=== EXERCISE OBJECTIVE ===
Show all lines of the listing that hold the word "page".

Lines of data

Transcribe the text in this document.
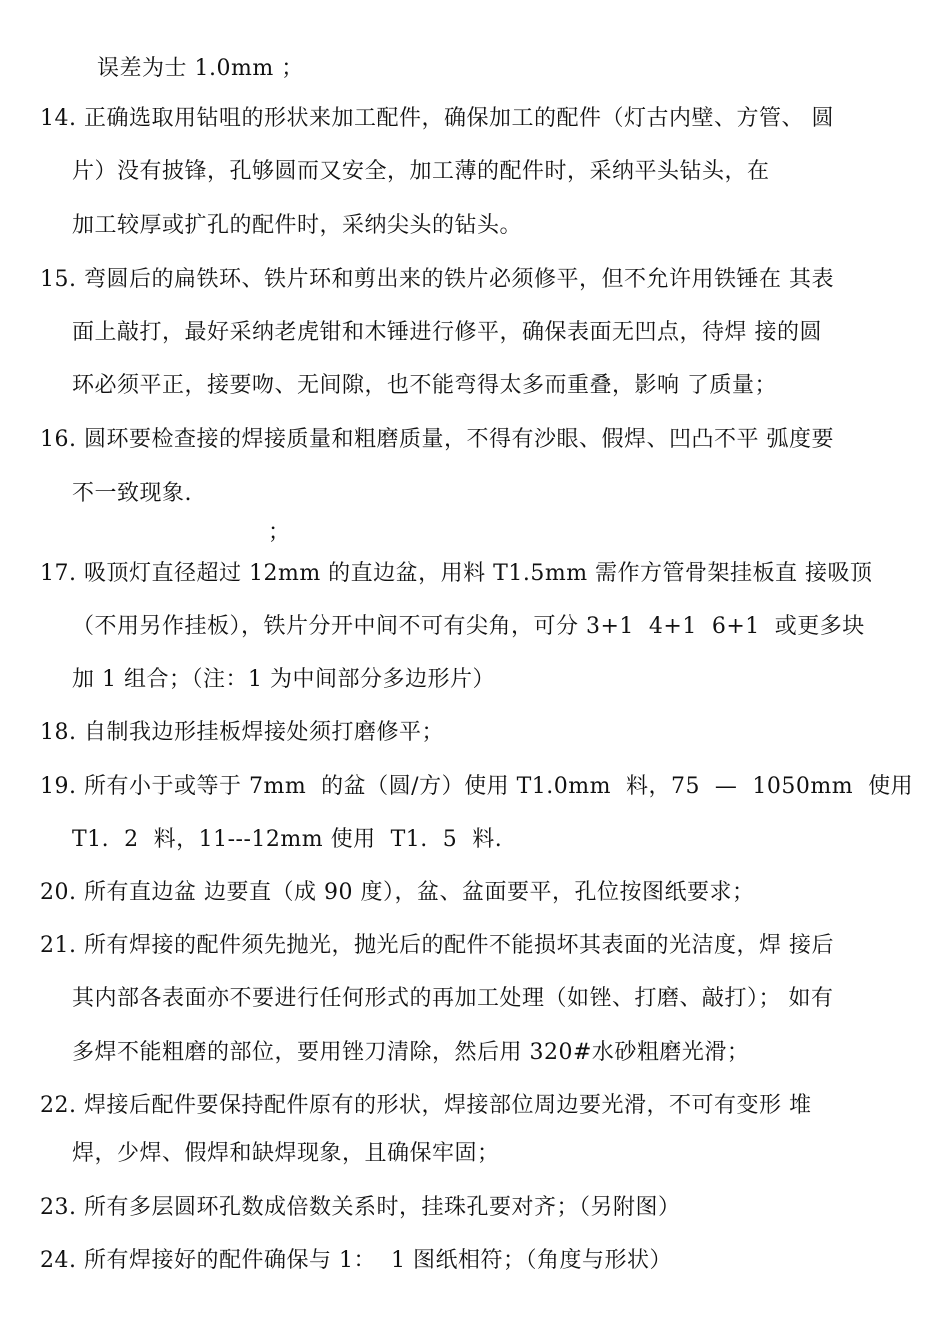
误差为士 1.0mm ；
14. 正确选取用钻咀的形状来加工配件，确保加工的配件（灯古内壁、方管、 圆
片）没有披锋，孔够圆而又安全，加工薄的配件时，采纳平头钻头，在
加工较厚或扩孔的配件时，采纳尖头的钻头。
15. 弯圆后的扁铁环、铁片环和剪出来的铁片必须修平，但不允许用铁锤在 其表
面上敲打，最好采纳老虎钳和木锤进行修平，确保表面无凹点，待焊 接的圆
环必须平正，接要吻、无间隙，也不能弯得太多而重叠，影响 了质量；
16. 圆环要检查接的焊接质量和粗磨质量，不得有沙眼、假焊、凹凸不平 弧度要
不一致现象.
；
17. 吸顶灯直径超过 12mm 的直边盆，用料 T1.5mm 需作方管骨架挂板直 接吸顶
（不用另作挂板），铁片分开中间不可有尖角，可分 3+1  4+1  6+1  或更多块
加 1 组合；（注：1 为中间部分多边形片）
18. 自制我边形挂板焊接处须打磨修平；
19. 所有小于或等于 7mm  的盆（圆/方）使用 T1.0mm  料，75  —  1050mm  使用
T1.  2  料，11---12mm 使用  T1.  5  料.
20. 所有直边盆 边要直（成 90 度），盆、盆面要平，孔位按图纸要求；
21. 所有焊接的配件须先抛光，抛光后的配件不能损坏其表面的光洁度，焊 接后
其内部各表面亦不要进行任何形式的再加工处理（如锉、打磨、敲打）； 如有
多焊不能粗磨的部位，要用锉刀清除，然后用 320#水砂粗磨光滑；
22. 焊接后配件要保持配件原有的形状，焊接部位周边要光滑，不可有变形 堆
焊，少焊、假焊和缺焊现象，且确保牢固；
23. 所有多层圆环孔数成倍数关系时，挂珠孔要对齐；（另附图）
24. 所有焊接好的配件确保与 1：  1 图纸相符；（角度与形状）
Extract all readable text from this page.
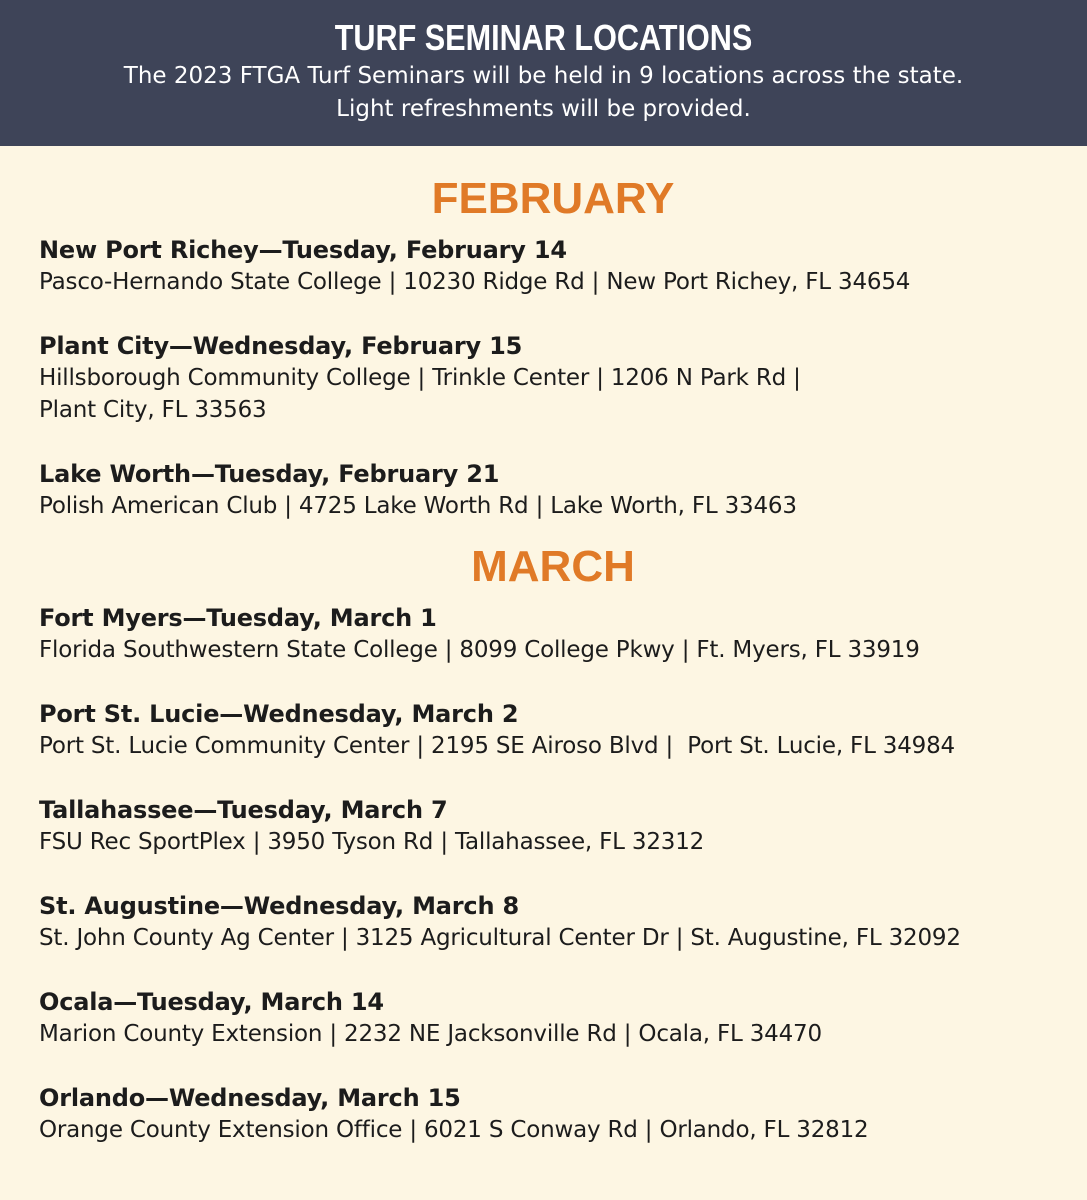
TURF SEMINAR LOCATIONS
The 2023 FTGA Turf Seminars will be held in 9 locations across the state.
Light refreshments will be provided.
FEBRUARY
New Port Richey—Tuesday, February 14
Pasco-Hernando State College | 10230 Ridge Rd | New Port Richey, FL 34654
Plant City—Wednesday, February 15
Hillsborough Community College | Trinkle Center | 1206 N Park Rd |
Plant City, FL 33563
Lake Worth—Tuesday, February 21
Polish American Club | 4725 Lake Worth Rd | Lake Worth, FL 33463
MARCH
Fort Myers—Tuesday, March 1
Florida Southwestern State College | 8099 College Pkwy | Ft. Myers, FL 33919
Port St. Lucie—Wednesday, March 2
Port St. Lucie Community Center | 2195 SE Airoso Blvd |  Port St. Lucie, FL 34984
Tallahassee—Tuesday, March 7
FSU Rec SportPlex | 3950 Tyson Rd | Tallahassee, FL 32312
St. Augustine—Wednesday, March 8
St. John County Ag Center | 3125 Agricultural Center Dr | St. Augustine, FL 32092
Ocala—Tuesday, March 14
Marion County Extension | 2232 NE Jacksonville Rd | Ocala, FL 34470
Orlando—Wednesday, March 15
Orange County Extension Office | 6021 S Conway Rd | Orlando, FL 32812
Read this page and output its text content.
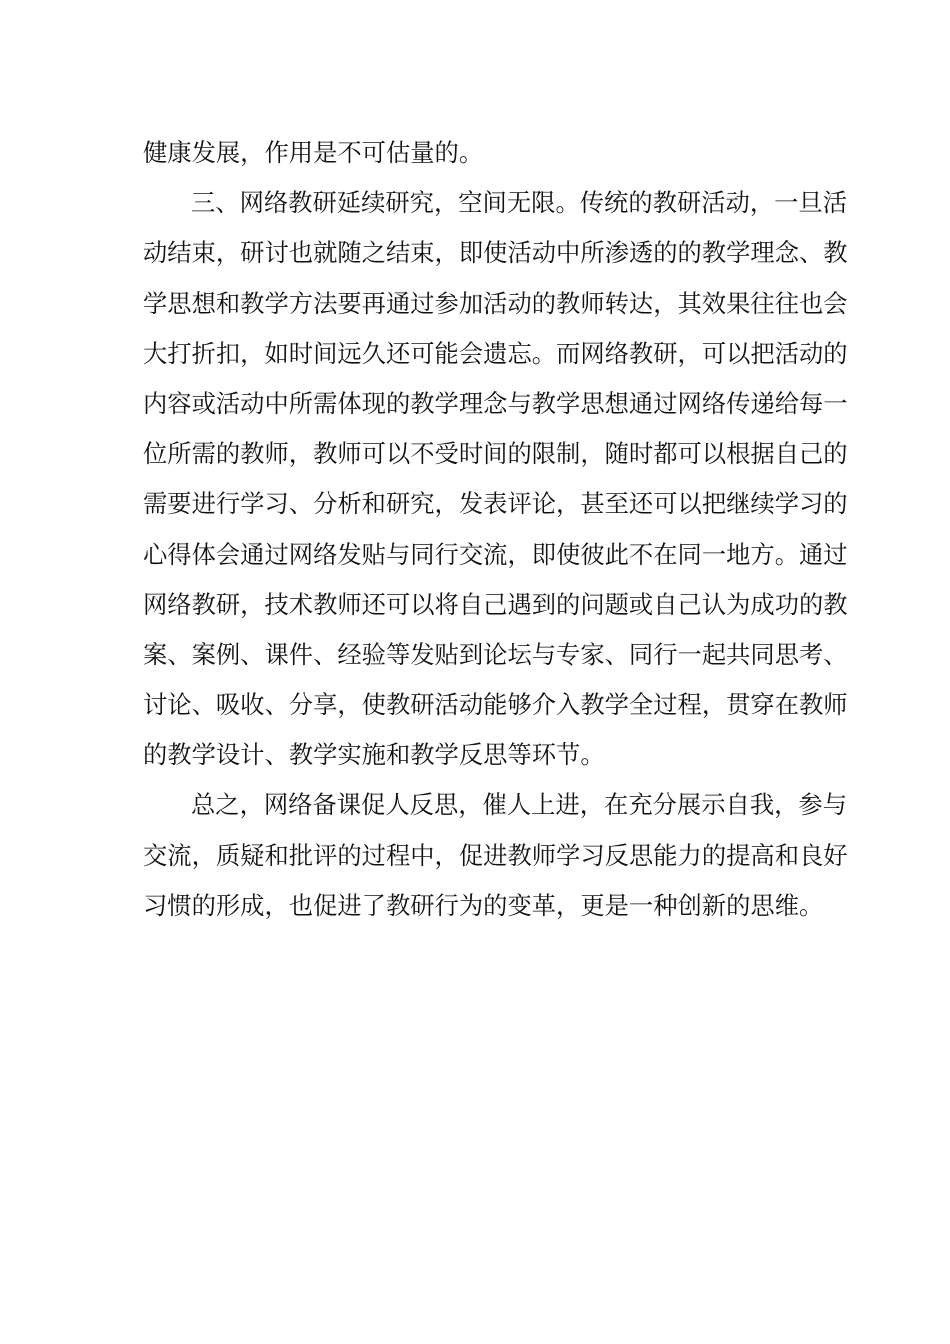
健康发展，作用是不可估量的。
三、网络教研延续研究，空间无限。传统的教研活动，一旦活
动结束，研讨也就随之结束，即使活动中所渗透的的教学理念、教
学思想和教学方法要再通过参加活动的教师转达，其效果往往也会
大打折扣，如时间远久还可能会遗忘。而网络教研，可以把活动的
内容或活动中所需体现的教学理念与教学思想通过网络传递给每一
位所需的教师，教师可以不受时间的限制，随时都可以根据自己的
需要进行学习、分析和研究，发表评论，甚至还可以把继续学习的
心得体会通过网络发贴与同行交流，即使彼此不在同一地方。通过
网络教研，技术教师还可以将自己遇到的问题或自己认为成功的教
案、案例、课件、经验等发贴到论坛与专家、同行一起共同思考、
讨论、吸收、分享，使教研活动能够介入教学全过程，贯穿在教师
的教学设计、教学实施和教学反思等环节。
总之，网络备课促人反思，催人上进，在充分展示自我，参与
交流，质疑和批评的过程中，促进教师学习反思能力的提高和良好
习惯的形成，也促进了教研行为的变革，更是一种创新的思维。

=== WRITTEN ANSWER ===
Extract all readable text from this page.
Read this page and output its text content.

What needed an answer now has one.